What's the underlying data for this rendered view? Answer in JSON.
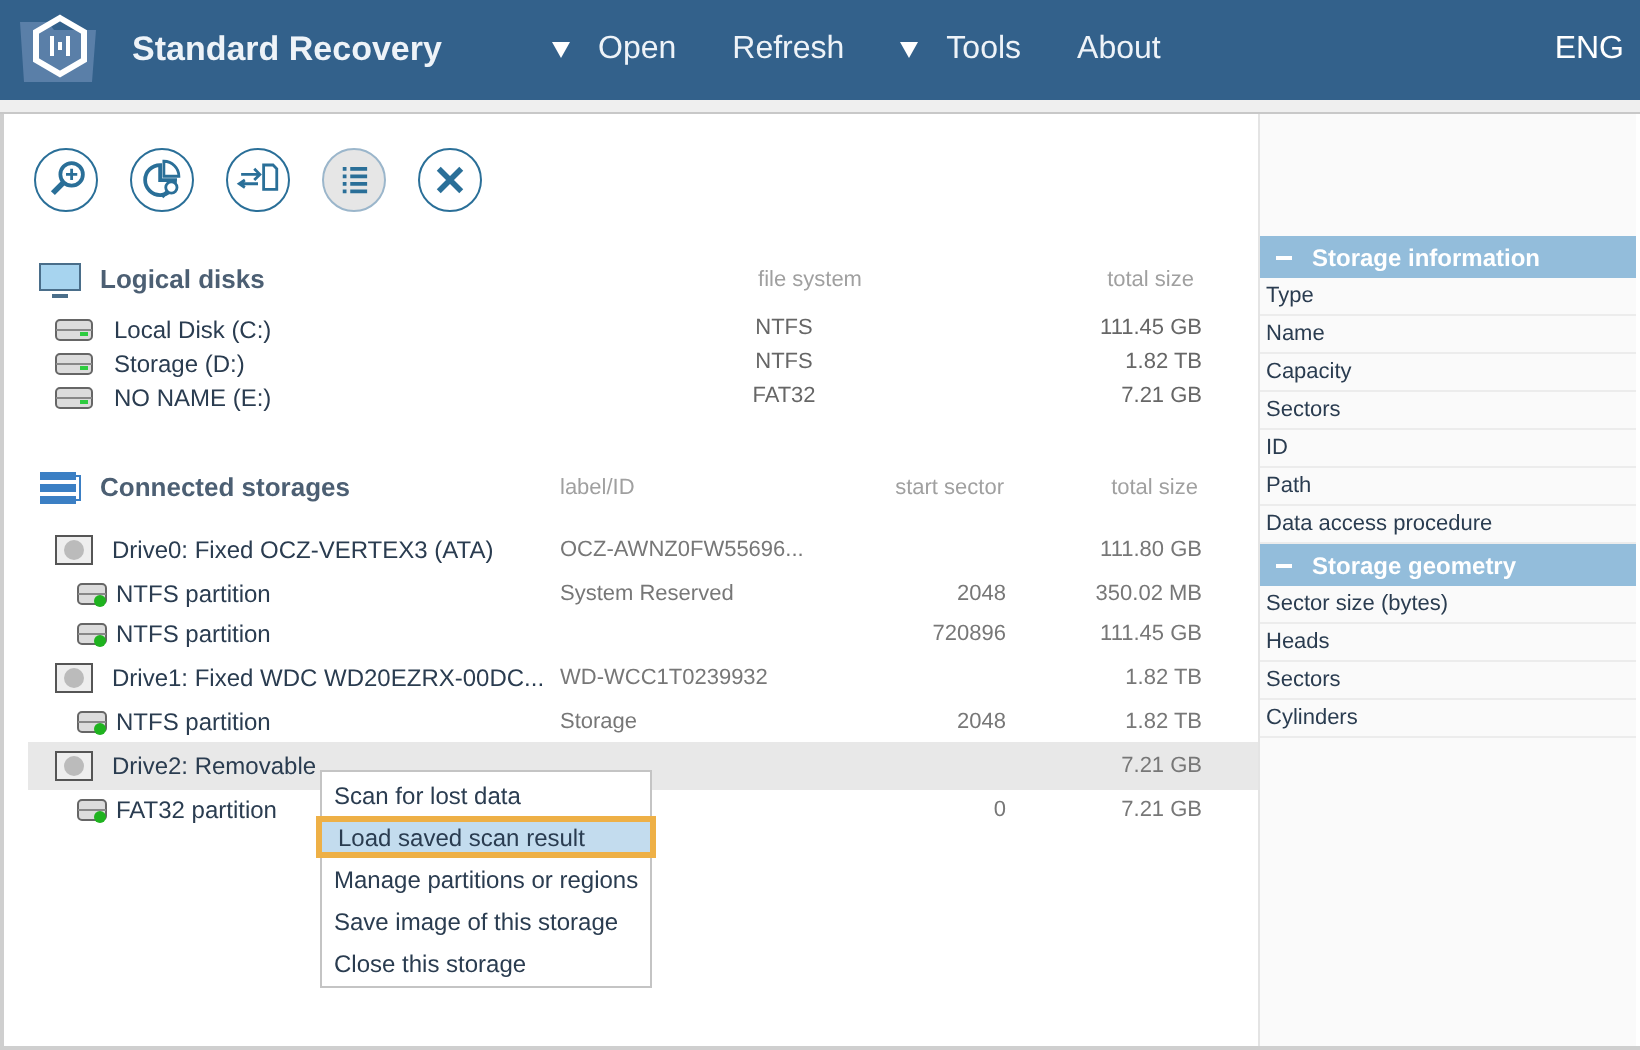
{
  "app": {
    "title": "Standard Recovery"
  },
  "menu": [
    {
      "label": "Open",
      "dropdown": true
    },
    {
      "label": "Refresh",
      "dropdown": false
    },
    {
      "label": "Tools",
      "dropdown": true
    },
    {
      "label": "About",
      "dropdown": false
    }
  ],
  "language": "ENG",
  "toolbar": [
    {
      "kind": "search",
      "selected": false
    },
    {
      "kind": "partition",
      "selected": false
    },
    {
      "kind": "transfer",
      "selected": false
    },
    {
      "kind": "list",
      "selected": true
    },
    {
      "kind": "close",
      "selected": false
    }
  ],
  "logical_disks": {
    "title": "Logical disks",
    "columns": [
      "file system",
      "total size"
    ],
    "rows": [
      {
        "name": "Local Disk (C:)",
        "file_system": "NTFS",
        "total_size": "111.45 GB"
      },
      {
        "name": "Storage (D:)",
        "file_system": "NTFS",
        "total_size": "1.82 TB"
      },
      {
        "name": "NO NAME (E:)",
        "file_system": "FAT32",
        "total_size": "7.21 GB"
      }
    ]
  },
  "connected_storages": {
    "title": "Connected storages",
    "columns": [
      "label/ID",
      "start sector",
      "total size"
    ],
    "drives": [
      {
        "name": "Drive0: Fixed OCZ-VERTEX3 (ATA)",
        "label": "OCZ-AWNZ0FW55696...",
        "total_size": "111.80 GB",
        "selected": false,
        "children": [
          {
            "name": "NTFS partition",
            "label": "System Reserved",
            "start_sector": "2048",
            "total_size": "350.02 MB"
          },
          {
            "name": "NTFS partition",
            "start_sector": "720896",
            "total_size": "111.45 GB"
          }
        ]
      },
      {
        "name": "Drive1: Fixed WDC WD20EZRX-00DC...",
        "label": "WD-WCC1T0239932",
        "total_size": "1.82 TB",
        "selected": false,
        "children": [
          {
            "name": "NTFS partition",
            "label": "Storage",
            "start_sector": "2048",
            "total_size": "1.82 TB"
          }
        ]
      },
      {
        "name": "Drive2: Removable",
        "total_size": "7.21 GB",
        "selected": true,
        "children": [
          {
            "name": "FAT32 partition",
            "start_sector": "0",
            "total_size": "7.21 GB"
          }
        ]
      }
    ]
  },
  "context_menu": [
    {
      "label": "Scan for lost data",
      "selected": false
    },
    {
      "label": "Load saved scan result",
      "selected": true
    },
    {
      "label": "Manage partitions or regions",
      "selected": false
    },
    {
      "label": "Save image of this storage",
      "selected": false
    },
    {
      "label": "Close this storage",
      "selected": false
    }
  ],
  "info_panel": [
    {
      "title": "Storage information",
      "expanded": true,
      "rows": [
        "Type",
        "Name",
        "Capacity",
        "Sectors",
        "ID",
        "Path",
        "Data access procedure"
      ]
    },
    {
      "title": "Storage geometry",
      "expanded": true,
      "rows": [
        "Sector size (bytes)",
        "Heads",
        "Sectors",
        "Cylinders"
      ]
    }
  ]
}
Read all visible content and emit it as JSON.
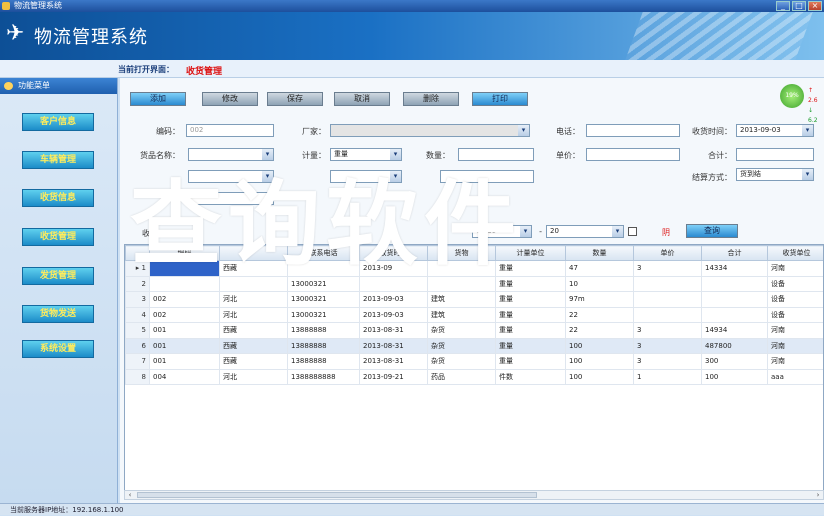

WRITTEN INSTRUCTION:
Repeat each entry exactly as given; no pictures belong in the copy.

ANSWER FOR THIS EXERCISE:
What's the underlying data for this rendered view? Answer in JSON.
{
  "app": {
    "title": "Standard Recovery"
  },
  "menu": [
    {
      "label": "Open",
      "dropdown": true
    },
    {
      "label": "Refresh",
      "dropdown": false
    },
    {
      "label": "Tools",
      "dropdown": true
    },
    {
      "label": "About",
      "dropdown": false
    }
  ],
  "language": "ENG",
  "toolbar": [
    {
      "kind": "search",
      "selected": false
    },
    {
      "kind": "partition",
      "selected": false
    },
    {
      "kind": "transfer",
      "selected": false
    },
    {
      "kind": "list",
      "selected": true
    },
    {
      "kind": "close",
      "selected": false
    }
  ],
  "logical_disks": {
    "title": "Logical disks",
    "columns": [
      "file system",
      "total size"
    ],
    "rows": [
      {
        "name": "Local Disk (C:)",
        "file_system": "NTFS",
        "total_size": "111.45 GB"
      },
      {
        "name": "Storage (D:)",
        "file_system": "NTFS",
        "total_size": "1.82 TB"
      },
      {
        "name": "NO NAME (E:)",
        "file_system": "FAT32",
        "total_size": "7.21 GB"
      }
    ]
  },
  "connected_storages": {
    "title": "Connected storages",
    "columns": [
      "label/ID",
      "start sector",
      "total size"
    ],
    "drives": [
      {
        "name": "Drive0: Fixed OCZ-VERTEX3 (ATA)",
        "label": "OCZ-AWNZ0FW55696...",
        "total_size": "111.80 GB",
        "selected": false,
        "children": [
          {
            "name": "NTFS partition",
            "label": "System Reserved",
            "start_sector": "2048",
            "total_size": "350.02 MB"
          },
          {
            "name": "NTFS partition",
            "start_sector": "720896",
            "total_size": "111.45 GB"
          }
        ]
      },
      {
        "name": "Drive1: Fixed WDC WD20EZRX-00DC...",
        "label": "WD-WCC1T0239932",
        "total_size": "1.82 TB",
        "selected": false,
        "children": [
          {
            "name": "NTFS partition",
            "label": "Storage",
            "start_sector": "2048",
            "total_size": "1.82 TB"
          }
        ]
      },
      {
        "name": "Drive2: Removable",
        "total_size": "7.21 GB",
        "selected": true,
        "children": [
          {
            "name": "FAT32 partition",
            "start_sector": "0",
            "total_size": "7.21 GB"
          }
        ]
      }
    ]
  },
  "context_menu": [
    {
      "label": "Scan for lost data",
      "selected": false
    },
    {
      "label": "Load saved scan result",
      "selected": true
    },
    {
      "label": "Manage partitions or regions",
      "selected": false
    },
    {
      "label": "Save image of this storage",
      "selected": false
    },
    {
      "label": "Close this storage",
      "selected": false
    }
  ],
  "info_panel": [
    {
      "title": "Storage information",
      "expanded": true,
      "rows": [
        "Type",
        "Name",
        "Capacity",
        "Sectors",
        "ID",
        "Path",
        "Data access procedure"
      ]
    },
    {
      "title": "Storage geometry",
      "expanded": true,
      "rows": [
        "Sector size (bytes)",
        "Heads",
        "Sectors",
        "Cylinders"
      ]
    }
  ]
}
Read all visible content and emit it as JSON.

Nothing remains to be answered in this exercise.